**WHAT YOU NEED TO DO**
Copy out the lines word for word, beginning with the first line of the records and ending with the line that contains "arrow-icon — [202, 405, 272, 407]".

**Records of where elements appear**

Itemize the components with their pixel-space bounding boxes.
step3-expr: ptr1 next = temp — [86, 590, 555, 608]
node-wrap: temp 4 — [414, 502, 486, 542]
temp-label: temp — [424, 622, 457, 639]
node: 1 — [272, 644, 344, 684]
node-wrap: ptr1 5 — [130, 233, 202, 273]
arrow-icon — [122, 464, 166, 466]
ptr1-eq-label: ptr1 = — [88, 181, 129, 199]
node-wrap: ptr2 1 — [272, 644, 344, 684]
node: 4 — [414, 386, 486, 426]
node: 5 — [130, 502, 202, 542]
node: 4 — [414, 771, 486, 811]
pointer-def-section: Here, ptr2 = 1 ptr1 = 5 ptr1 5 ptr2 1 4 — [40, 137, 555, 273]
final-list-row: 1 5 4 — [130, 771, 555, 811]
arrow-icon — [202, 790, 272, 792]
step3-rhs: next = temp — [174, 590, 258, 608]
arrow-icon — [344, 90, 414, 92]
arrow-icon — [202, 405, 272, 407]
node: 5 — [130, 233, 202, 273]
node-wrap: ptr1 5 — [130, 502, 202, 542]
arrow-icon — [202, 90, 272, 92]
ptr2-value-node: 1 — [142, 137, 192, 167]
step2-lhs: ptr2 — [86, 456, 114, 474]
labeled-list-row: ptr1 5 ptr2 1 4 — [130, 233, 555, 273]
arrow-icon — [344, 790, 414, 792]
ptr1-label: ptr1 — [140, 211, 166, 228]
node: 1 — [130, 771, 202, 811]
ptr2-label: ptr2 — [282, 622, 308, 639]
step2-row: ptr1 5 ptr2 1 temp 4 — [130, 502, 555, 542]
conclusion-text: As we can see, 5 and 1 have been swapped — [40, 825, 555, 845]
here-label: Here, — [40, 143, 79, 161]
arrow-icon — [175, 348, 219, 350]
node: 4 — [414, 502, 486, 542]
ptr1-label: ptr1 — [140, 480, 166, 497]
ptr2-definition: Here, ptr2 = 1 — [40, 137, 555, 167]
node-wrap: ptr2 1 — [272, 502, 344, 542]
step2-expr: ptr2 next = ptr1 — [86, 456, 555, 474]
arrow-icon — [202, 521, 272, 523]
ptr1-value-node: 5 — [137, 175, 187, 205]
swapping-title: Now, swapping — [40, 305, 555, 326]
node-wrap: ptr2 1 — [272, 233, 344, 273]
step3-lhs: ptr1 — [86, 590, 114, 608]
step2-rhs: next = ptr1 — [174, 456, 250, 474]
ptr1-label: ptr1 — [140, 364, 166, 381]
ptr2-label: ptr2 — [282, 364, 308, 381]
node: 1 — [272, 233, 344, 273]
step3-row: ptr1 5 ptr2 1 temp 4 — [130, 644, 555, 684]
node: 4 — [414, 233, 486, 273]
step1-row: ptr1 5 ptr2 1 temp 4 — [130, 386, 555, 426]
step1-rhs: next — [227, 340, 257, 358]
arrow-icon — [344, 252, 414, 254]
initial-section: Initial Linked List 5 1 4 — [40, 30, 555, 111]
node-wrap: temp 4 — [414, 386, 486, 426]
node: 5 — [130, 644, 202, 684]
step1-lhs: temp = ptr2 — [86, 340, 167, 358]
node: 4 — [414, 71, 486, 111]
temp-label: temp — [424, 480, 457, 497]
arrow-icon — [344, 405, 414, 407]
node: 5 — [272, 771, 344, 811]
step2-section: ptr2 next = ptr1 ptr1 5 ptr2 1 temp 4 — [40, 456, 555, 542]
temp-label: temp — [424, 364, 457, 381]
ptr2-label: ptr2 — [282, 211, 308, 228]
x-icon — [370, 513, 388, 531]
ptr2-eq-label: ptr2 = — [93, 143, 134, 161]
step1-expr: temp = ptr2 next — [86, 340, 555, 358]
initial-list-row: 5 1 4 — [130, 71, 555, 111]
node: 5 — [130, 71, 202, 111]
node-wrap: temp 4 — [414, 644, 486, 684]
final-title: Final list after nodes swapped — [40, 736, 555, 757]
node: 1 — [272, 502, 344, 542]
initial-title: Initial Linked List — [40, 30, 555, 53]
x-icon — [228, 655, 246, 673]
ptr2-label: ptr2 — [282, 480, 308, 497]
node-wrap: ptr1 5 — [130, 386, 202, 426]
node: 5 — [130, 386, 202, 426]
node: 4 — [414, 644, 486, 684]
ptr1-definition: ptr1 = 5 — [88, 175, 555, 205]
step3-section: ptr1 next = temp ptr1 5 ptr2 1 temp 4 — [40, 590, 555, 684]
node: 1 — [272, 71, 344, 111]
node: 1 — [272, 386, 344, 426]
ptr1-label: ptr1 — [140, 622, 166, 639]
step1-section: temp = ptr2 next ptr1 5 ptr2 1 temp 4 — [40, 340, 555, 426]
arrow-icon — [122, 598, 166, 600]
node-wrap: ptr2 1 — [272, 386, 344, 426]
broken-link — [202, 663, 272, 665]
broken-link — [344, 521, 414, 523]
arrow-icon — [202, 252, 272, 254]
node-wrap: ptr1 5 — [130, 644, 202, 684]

**TASK ANSWER**
Itemize the components with their pixel-space bounding boxes.
step3-expr: ptr1 next = temp — [86, 590, 555, 608]
node-wrap: temp 4 — [414, 502, 486, 542]
temp-label: temp — [424, 622, 457, 639]
node: 1 — [272, 644, 344, 684]
node-wrap: ptr1 5 — [130, 233, 202, 273]
arrow-icon — [122, 464, 166, 466]
ptr1-eq-label: ptr1 = — [88, 181, 129, 199]
node-wrap: ptr2 1 — [272, 644, 344, 684]
node: 4 — [414, 386, 486, 426]
node: 5 — [130, 502, 202, 542]
node: 4 — [414, 771, 486, 811]
pointer-def-section: Here, ptr2 = 1 ptr1 = 5 ptr1 5 ptr2 1 4 — [40, 137, 555, 273]
final-list-row: 1 5 4 — [130, 771, 555, 811]
arrow-icon — [202, 790, 272, 792]
step3-rhs: next = temp — [174, 590, 258, 608]
arrow-icon — [344, 90, 414, 92]
arrow-icon — [202, 405, 272, 407]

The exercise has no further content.